What the exercise asks. Extract the text of each entry below exactly, leaving every image behind.
[START OF Data rows]
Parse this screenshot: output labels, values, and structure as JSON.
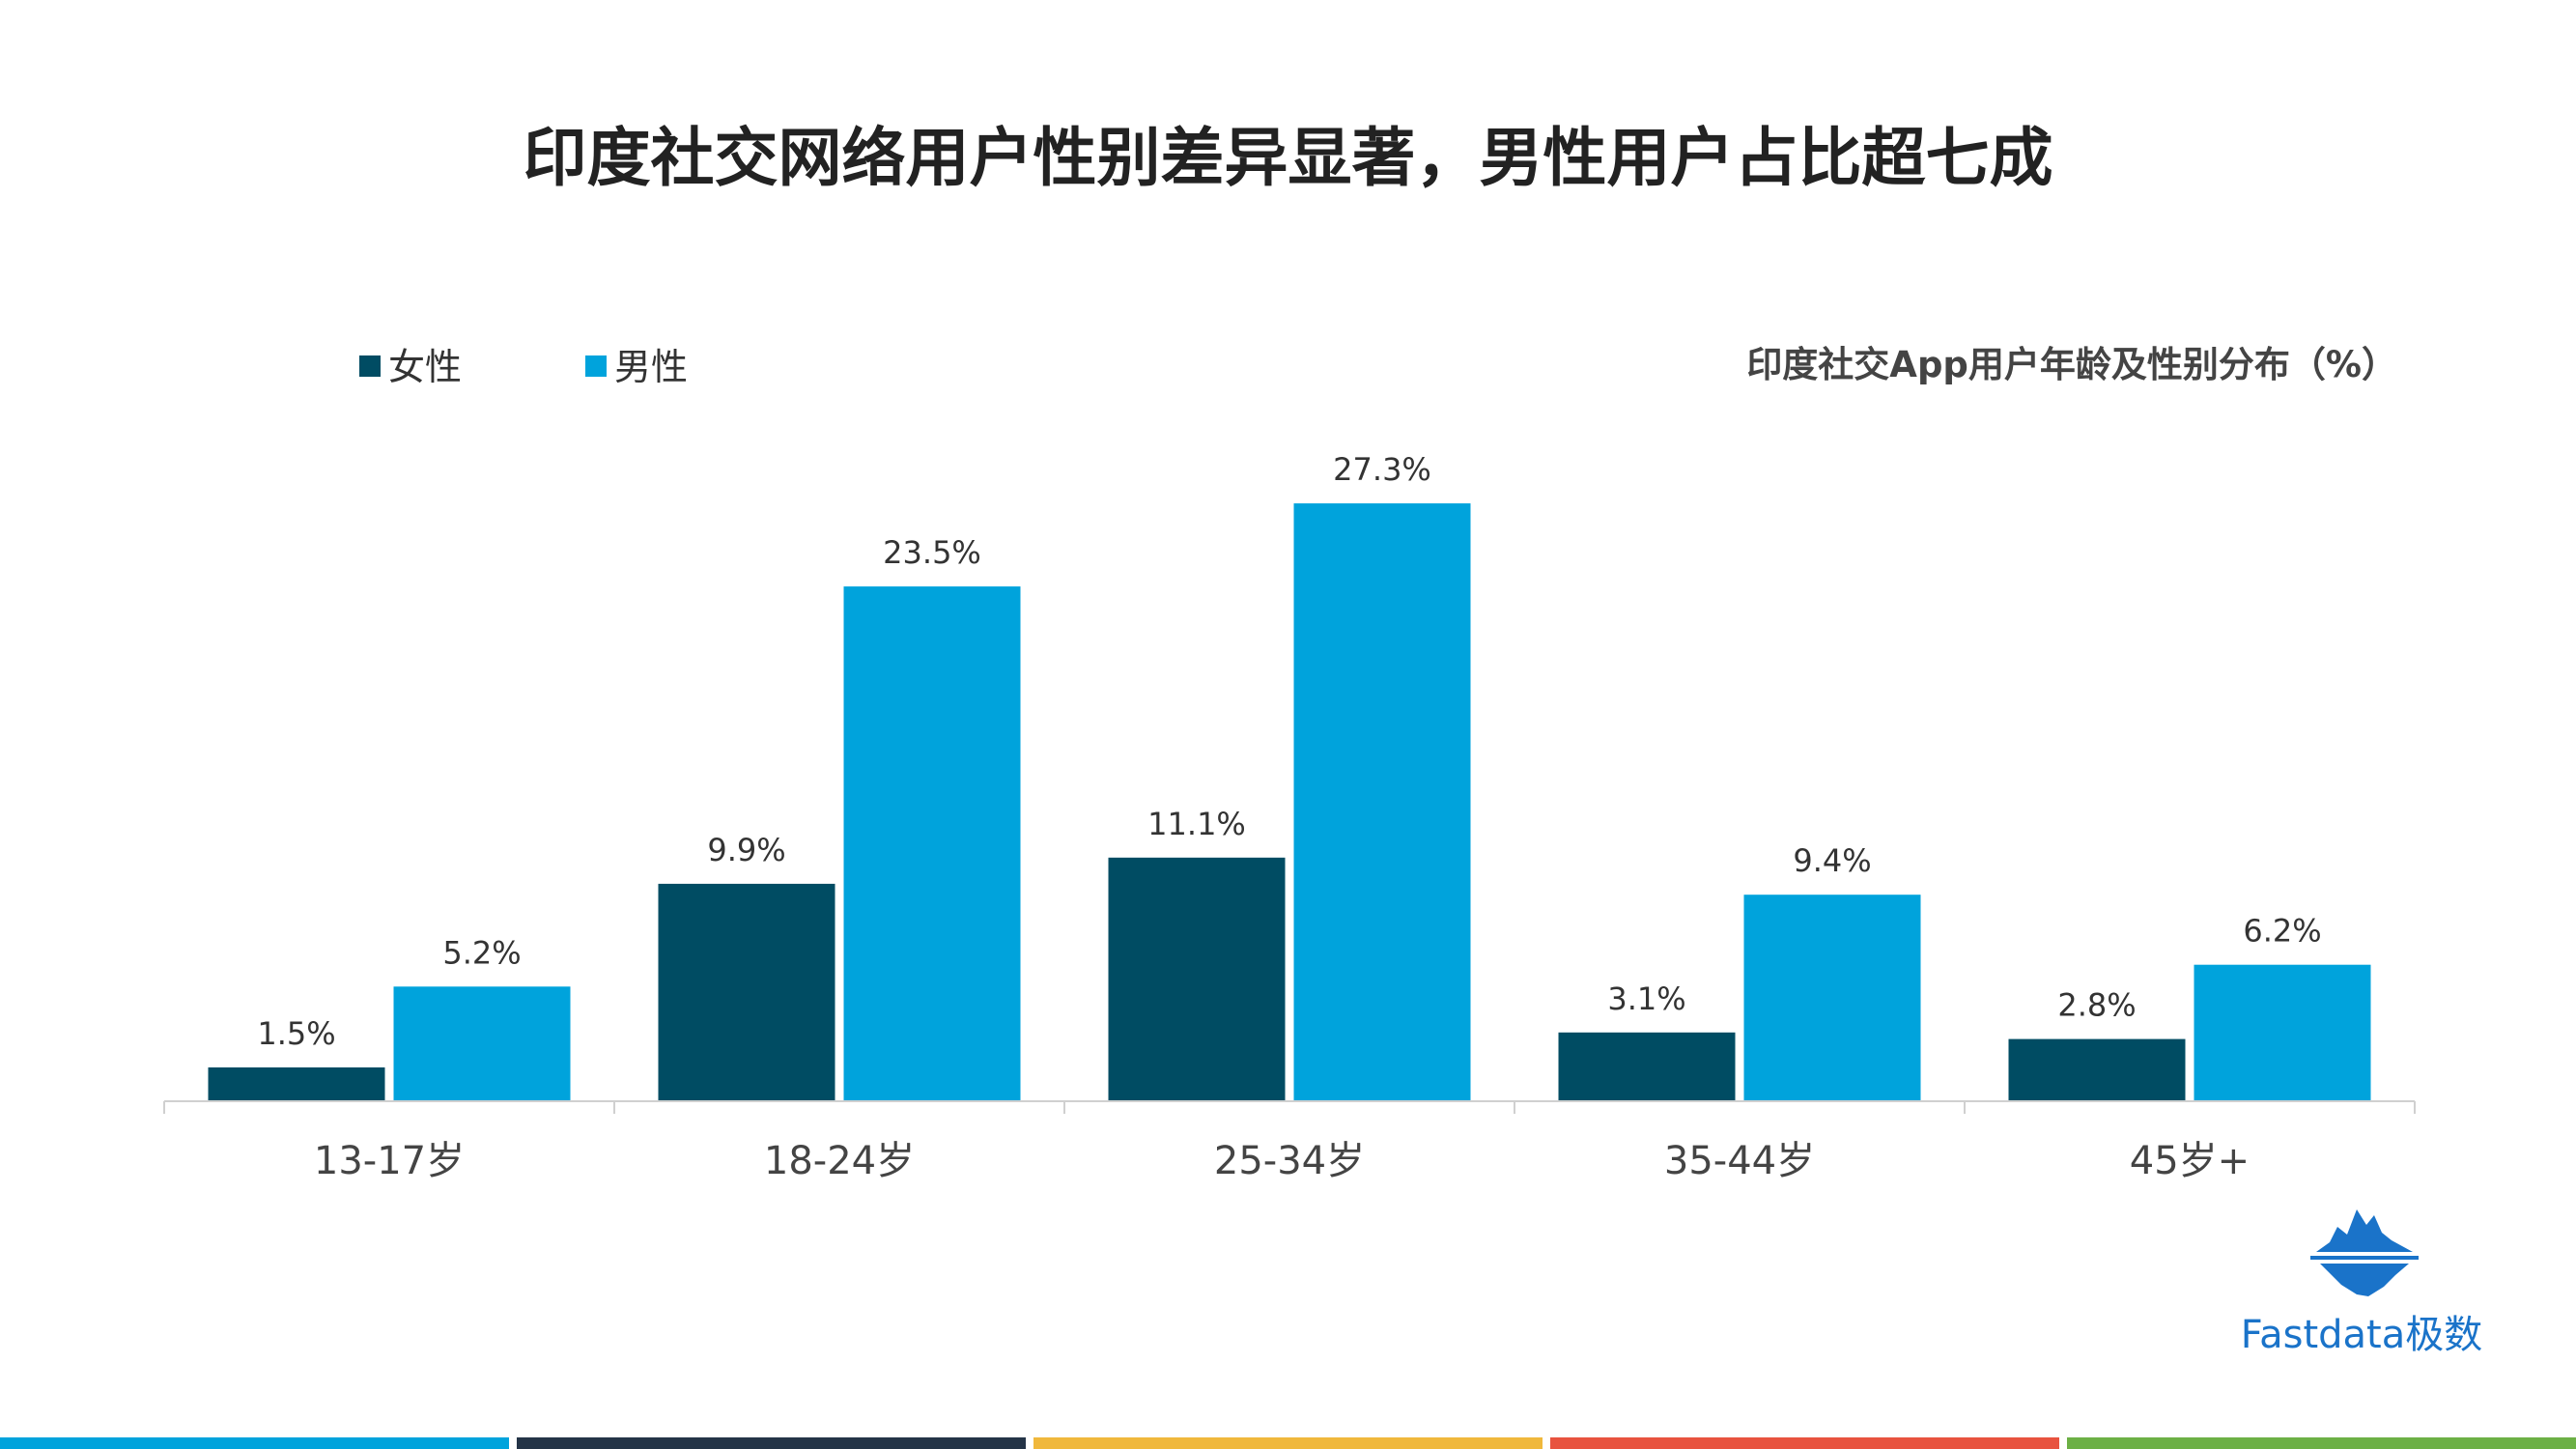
{
  "title": "印度社交网络用户性别差异显著，男性用户占比超七成",
  "brand": {
    "name": "Fastdata极数",
    "color": "#1a73c9"
  },
  "bottom_strip_colors": [
    "#00a3dc",
    "#243447",
    "#f0b83c",
    "#e8533f",
    "#6cb045"
  ],
  "chart_data": {
    "type": "bar",
    "title": "印度社交App用户年龄及性别分布（%）",
    "xlabel": "",
    "ylabel": "",
    "ylim": [
      0,
      30
    ],
    "grid": false,
    "legend_position": "top-left",
    "categories": [
      "13-17岁",
      "18-24岁",
      "25-34岁",
      "35-44岁",
      "45岁+"
    ],
    "series": [
      {
        "name": "女性",
        "color": "#004c63",
        "values": [
          1.5,
          9.9,
          11.1,
          3.1,
          2.8
        ],
        "labels": [
          "1.5%",
          "9.9%",
          "11.1%",
          "3.1%",
          "2.8%"
        ]
      },
      {
        "name": "男性",
        "color": "#00a3dc",
        "values": [
          5.2,
          23.5,
          27.3,
          9.4,
          6.2
        ],
        "labels": [
          "5.2%",
          "23.5%",
          "27.3%",
          "9.4%",
          "6.2%"
        ]
      }
    ]
  }
}
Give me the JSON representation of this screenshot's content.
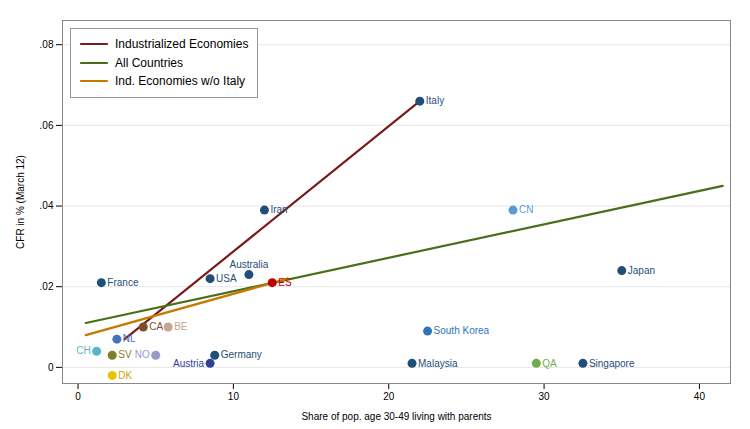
{
  "chart_data": {
    "type": "scatter",
    "xlabel": "Share of pop. age 30-49 living with parents",
    "ylabel": "CFR in % (March 12)",
    "xlim": [
      -1,
      42
    ],
    "ylim": [
      -0.004,
      0.086
    ],
    "xticks": [
      0,
      10,
      20,
      30,
      40
    ],
    "yticks": [
      0,
      {
        "value": 0.02,
        "label": ".02"
      },
      {
        "value": 0.04,
        "label": ".04"
      },
      {
        "value": 0.06,
        "label": ".06"
      },
      {
        "value": 0.08,
        "label": ".08"
      }
    ],
    "grid": "y",
    "legend": "upper left",
    "points": {
      "labels": [
        "France",
        "Iran",
        "Italy",
        "CN",
        "Japan",
        "South Korea",
        "Malaysia",
        "Singapore",
        "QA",
        "Australia",
        "USA",
        "ES",
        "Germany",
        "Austria",
        "NL",
        "CA",
        "BE",
        "CH",
        "SV",
        "NO",
        "DK"
      ],
      "x": [
        1.5,
        12.0,
        22.0,
        28.0,
        35.0,
        22.5,
        21.5,
        32.5,
        29.5,
        11.0,
        8.5,
        12.5,
        8.8,
        8.5,
        2.5,
        4.2,
        5.8,
        1.2,
        2.2,
        5.0,
        2.2
      ],
      "y": [
        0.021,
        0.039,
        0.066,
        0.039,
        0.024,
        0.009,
        0.001,
        0.001,
        0.001,
        0.023,
        0.022,
        0.021,
        0.003,
        0.001,
        0.007,
        0.01,
        0.01,
        0.004,
        0.003,
        0.003,
        -0.002
      ],
      "colors": [
        "#1f4e79",
        "#1f4e79",
        "#1f4e79",
        "#5b9bd5",
        "#1f4e79",
        "#2e75b6",
        "#1f4e79",
        "#1f4e79",
        "#70ad47",
        "#1f4e79",
        "#1f4e79",
        "#c00000",
        "#1f4e79",
        "#2e4099",
        "#4472c4",
        "#7b4f2e",
        "#c9a48e",
        "#5bb5c8",
        "#7f7f2a",
        "#9999cc",
        "#e8c100"
      ],
      "label_colors": [
        "#1f4e79",
        "#1f4e79",
        "#1f4e79",
        "#5b9bd5",
        "#1f4e79",
        "#2e75b6",
        "#1f4e79",
        "#1f4e79",
        "#70ad47",
        "#1f4e79",
        "#1f4e79",
        "#c00000",
        "#1f4e79",
        "#2e4099",
        "#4472c4",
        "#7b4f2e",
        "#c9a48e",
        "#5bb5c8",
        "#7f7f2a",
        "#9999cc",
        "#c8a800"
      ]
    },
    "series": [
      {
        "name": "Industrialized Economies",
        "color": "#7b1a1a",
        "type": "line",
        "x": [
          3.0,
          22.0
        ],
        "values": [
          0.007,
          0.066
        ]
      },
      {
        "name": "All Countries",
        "color": "#4a6e1a",
        "type": "line",
        "x": [
          0.5,
          41.5
        ],
        "values": [
          0.011,
          0.045
        ]
      },
      {
        "name": "Ind. Economies w/o Italy",
        "color": "#c87800",
        "type": "line",
        "x": [
          0.5,
          13.5
        ],
        "values": [
          0.008,
          0.022
        ]
      }
    ]
  }
}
[END OF Data rows]
Written answer.
Parse this screenshot: output labels, values, and structure as JSON.
{
  "title": "印度社交网络用户性别差异显著，男性用户占比超七成",
  "brand": {
    "name": "Fastdata极数",
    "color": "#1a73c9"
  },
  "bottom_strip_colors": [
    "#00a3dc",
    "#243447",
    "#f0b83c",
    "#e8533f",
    "#6cb045"
  ],
  "chart_data": {
    "type": "bar",
    "title": "印度社交App用户年龄及性别分布（%）",
    "xlabel": "",
    "ylabel": "",
    "ylim": [
      0,
      30
    ],
    "grid": false,
    "legend_position": "top-left",
    "categories": [
      "13-17岁",
      "18-24岁",
      "25-34岁",
      "35-44岁",
      "45岁+"
    ],
    "series": [
      {
        "name": "女性",
        "color": "#004c63",
        "values": [
          1.5,
          9.9,
          11.1,
          3.1,
          2.8
        ],
        "labels": [
          "1.5%",
          "9.9%",
          "11.1%",
          "3.1%",
          "2.8%"
        ]
      },
      {
        "name": "男性",
        "color": "#00a3dc",
        "values": [
          5.2,
          23.5,
          27.3,
          9.4,
          6.2
        ],
        "labels": [
          "5.2%",
          "23.5%",
          "27.3%",
          "9.4%",
          "6.2%"
        ]
      }
    ]
  }
}
Give me the JSON representation of this screenshot's content.
{
  "chart_data": {
    "type": "scatter",
    "xlabel": "Share of pop. age 30-49 living with parents",
    "ylabel": "CFR in % (March 12)",
    "xlim": [
      -1,
      42
    ],
    "ylim": [
      -0.004,
      0.086
    ],
    "xticks": [
      0,
      10,
      20,
      30,
      40
    ],
    "yticks": [
      0,
      {
        "value": 0.02,
        "label": ".02"
      },
      {
        "value": 0.04,
        "label": ".04"
      },
      {
        "value": 0.06,
        "label": ".06"
      },
      {
        "value": 0.08,
        "label": ".08"
      }
    ],
    "grid": "y",
    "legend": "upper left",
    "points": {
      "labels": [
        "France",
        "Iran",
        "Italy",
        "CN",
        "Japan",
        "South Korea",
        "Malaysia",
        "Singapore",
        "QA",
        "Australia",
        "USA",
        "ES",
        "Germany",
        "Austria",
        "NL",
        "CA",
        "BE",
        "CH",
        "SV",
        "NO",
        "DK"
      ],
      "x": [
        1.5,
        12.0,
        22.0,
        28.0,
        35.0,
        22.5,
        21.5,
        32.5,
        29.5,
        11.0,
        8.5,
        12.5,
        8.8,
        8.5,
        2.5,
        4.2,
        5.8,
        1.2,
        2.2,
        5.0,
        2.2
      ],
      "y": [
        0.021,
        0.039,
        0.066,
        0.039,
        0.024,
        0.009,
        0.001,
        0.001,
        0.001,
        0.023,
        0.022,
        0.021,
        0.003,
        0.001,
        0.007,
        0.01,
        0.01,
        0.004,
        0.003,
        0.003,
        -0.002
      ],
      "colors": [
        "#1f4e79",
        "#1f4e79",
        "#1f4e79",
        "#5b9bd5",
        "#1f4e79",
        "#2e75b6",
        "#1f4e79",
        "#1f4e79",
        "#70ad47",
        "#1f4e79",
        "#1f4e79",
        "#c00000",
        "#1f4e79",
        "#2e4099",
        "#4472c4",
        "#7b4f2e",
        "#c9a48e",
        "#5bb5c8",
        "#7f7f2a",
        "#9999cc",
        "#e8c100"
      ],
      "label_colors": [
        "#1f4e79",
        "#1f4e79",
        "#1f4e79",
        "#5b9bd5",
        "#1f4e79",
        "#2e75b6",
        "#1f4e79",
        "#1f4e79",
        "#70ad47",
        "#1f4e79",
        "#1f4e79",
        "#c00000",
        "#1f4e79",
        "#2e4099",
        "#4472c4",
        "#7b4f2e",
        "#c9a48e",
        "#5bb5c8",
        "#7f7f2a",
        "#9999cc",
        "#c8a800"
      ]
    },
    "series": [
      {
        "name": "Industrialized Economies",
        "color": "#7b1a1a",
        "type": "line",
        "x": [
          3.0,
          22.0
        ],
        "values": [
          0.007,
          0.066
        ]
      },
      {
        "name": "All Countries",
        "color": "#4a6e1a",
        "type": "line",
        "x": [
          0.5,
          41.5
        ],
        "values": [
          0.011,
          0.045
        ]
      },
      {
        "name": "Ind. Economies w/o Italy",
        "color": "#c87800",
        "type": "line",
        "x": [
          0.5,
          13.5
        ],
        "values": [
          0.008,
          0.022
        ]
      }
    ]
  }
}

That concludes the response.